# EXCERPTED DATA start

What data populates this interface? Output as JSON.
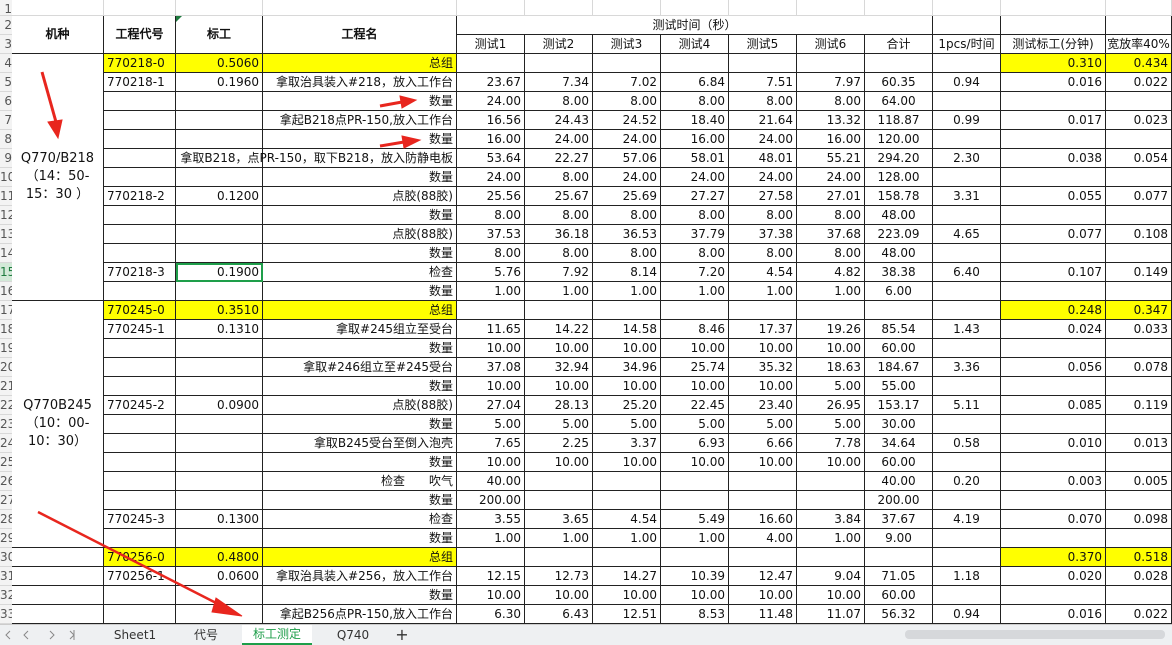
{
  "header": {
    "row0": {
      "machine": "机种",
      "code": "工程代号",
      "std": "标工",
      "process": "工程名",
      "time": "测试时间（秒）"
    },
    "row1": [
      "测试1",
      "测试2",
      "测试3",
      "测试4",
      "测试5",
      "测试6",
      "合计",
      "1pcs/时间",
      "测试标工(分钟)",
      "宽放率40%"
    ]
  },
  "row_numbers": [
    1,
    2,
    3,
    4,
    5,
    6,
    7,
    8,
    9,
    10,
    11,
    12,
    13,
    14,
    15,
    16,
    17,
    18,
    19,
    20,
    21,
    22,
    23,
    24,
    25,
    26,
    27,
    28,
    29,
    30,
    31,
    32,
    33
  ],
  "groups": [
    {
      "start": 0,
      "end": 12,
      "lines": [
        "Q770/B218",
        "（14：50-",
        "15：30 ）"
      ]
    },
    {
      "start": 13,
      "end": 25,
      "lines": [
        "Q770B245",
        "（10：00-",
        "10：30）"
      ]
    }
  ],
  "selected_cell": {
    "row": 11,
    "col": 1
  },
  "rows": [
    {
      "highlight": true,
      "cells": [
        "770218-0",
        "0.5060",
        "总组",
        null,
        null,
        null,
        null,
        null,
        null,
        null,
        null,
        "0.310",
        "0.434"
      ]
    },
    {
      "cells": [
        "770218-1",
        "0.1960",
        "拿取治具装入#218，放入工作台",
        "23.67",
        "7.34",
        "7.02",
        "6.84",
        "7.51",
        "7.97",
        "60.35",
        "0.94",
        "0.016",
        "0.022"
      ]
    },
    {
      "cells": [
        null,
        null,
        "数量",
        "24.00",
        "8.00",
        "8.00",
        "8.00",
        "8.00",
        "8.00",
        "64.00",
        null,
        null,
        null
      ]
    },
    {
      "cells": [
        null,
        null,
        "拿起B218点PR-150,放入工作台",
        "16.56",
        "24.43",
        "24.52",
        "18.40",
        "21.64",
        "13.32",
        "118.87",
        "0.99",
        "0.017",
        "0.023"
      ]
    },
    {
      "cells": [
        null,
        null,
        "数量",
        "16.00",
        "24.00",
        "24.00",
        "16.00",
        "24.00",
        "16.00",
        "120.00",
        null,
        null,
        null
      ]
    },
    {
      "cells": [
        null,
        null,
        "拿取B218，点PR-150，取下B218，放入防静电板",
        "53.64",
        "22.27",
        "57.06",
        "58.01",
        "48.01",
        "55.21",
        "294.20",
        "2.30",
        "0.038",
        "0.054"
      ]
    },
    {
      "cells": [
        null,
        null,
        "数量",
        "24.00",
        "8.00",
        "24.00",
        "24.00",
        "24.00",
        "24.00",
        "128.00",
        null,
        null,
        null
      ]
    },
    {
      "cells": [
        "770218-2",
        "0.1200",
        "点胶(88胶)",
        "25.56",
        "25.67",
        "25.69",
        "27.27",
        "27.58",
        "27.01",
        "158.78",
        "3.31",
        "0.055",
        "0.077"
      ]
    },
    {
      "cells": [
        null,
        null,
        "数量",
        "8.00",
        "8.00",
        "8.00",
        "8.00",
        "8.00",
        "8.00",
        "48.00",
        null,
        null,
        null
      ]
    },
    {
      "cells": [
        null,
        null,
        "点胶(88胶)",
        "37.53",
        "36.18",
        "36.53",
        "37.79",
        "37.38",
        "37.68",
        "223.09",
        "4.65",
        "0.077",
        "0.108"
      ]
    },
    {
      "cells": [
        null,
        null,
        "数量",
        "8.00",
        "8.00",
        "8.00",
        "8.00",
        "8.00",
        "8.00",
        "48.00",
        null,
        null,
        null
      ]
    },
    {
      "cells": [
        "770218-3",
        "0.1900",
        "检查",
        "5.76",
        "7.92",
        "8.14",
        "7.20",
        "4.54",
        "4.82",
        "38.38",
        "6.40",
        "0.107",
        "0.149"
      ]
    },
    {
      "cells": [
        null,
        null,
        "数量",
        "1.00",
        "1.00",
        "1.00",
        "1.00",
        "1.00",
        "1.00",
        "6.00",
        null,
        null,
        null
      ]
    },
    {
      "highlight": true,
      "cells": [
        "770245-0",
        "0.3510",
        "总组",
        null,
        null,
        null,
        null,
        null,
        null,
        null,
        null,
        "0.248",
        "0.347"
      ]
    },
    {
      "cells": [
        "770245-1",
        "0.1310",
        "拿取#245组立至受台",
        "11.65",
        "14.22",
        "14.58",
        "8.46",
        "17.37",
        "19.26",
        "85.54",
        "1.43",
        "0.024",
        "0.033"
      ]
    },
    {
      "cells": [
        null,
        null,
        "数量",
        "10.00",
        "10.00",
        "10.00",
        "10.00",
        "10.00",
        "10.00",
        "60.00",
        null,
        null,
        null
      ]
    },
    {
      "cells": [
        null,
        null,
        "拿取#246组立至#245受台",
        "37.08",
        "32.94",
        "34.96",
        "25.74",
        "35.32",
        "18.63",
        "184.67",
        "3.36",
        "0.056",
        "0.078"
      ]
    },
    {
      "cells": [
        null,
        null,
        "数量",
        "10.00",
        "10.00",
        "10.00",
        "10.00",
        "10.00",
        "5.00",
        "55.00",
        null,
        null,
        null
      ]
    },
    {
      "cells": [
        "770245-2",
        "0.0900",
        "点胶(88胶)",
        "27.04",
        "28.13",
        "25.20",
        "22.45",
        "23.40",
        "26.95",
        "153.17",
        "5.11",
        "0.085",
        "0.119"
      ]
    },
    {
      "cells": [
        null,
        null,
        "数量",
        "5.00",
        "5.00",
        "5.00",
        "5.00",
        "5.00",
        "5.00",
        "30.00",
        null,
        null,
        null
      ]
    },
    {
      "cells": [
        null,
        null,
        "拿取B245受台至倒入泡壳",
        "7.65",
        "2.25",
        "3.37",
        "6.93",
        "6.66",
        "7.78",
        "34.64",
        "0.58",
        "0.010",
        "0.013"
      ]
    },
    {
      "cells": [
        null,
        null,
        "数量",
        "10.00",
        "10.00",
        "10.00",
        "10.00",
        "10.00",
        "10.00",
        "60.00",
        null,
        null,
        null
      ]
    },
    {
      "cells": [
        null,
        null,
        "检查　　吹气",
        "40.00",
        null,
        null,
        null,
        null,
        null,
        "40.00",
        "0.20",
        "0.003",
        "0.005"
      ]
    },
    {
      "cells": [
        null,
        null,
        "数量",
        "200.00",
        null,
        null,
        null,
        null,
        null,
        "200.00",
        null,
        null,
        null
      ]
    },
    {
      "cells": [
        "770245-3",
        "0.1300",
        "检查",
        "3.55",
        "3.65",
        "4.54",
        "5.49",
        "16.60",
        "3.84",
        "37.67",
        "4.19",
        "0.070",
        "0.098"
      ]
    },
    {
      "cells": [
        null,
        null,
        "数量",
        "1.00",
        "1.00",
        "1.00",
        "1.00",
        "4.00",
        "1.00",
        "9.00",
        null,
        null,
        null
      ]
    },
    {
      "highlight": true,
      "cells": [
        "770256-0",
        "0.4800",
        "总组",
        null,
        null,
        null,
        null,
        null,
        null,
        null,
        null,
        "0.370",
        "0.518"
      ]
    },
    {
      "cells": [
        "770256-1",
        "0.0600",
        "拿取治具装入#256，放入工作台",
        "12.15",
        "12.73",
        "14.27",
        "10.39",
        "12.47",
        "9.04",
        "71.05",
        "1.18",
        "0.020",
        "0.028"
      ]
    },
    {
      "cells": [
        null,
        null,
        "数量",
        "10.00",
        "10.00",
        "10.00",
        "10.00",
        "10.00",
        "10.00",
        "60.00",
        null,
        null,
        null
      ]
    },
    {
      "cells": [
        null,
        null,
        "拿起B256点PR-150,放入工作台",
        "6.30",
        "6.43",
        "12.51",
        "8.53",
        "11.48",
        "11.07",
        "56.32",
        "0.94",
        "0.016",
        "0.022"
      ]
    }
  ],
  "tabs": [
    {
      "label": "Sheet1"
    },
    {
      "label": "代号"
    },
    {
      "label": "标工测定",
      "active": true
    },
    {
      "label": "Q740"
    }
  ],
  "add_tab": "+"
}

# EXCERPTED DATA end
# EXCERPTED DATA start

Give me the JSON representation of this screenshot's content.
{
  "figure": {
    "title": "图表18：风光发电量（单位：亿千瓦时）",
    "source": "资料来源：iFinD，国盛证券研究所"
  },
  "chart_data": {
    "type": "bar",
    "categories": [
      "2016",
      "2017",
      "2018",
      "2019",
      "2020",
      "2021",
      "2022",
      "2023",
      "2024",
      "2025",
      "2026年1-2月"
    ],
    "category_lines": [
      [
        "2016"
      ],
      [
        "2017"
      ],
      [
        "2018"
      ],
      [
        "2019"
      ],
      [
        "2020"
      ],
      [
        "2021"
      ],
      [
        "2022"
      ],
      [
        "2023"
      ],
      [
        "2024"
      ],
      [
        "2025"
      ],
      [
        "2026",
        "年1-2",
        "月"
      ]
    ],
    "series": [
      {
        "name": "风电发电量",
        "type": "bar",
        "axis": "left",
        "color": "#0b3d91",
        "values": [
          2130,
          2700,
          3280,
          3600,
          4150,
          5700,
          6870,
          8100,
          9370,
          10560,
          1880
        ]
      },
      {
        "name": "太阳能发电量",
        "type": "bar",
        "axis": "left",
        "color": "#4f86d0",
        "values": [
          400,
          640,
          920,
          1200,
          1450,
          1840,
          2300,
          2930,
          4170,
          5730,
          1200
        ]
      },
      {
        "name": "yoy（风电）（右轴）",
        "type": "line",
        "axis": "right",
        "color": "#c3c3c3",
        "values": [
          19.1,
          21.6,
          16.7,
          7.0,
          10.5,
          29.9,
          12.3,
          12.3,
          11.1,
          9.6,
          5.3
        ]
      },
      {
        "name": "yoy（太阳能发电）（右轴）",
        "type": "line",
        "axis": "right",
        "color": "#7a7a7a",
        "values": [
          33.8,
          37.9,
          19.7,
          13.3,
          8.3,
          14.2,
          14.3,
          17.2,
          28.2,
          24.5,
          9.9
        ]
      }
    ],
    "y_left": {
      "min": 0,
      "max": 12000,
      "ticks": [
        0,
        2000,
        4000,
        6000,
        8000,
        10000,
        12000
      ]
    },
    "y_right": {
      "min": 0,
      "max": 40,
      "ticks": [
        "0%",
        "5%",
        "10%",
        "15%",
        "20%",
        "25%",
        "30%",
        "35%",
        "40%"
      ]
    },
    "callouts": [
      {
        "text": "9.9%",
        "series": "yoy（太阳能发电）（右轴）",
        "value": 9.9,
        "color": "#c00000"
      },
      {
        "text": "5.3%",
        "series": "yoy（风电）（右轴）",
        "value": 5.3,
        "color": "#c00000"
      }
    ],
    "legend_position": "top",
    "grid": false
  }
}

# EXCERPTED DATA end

> [TASK INSTRUCTIONS]: Filter the records above for lines containing the word "series", and copy those lines.

> [EXERCISE OUTPUT]:
    "series": [
        "series": "yoy（太阳能发电）（右轴）",
        "series": "yoy（风电）（右轴）",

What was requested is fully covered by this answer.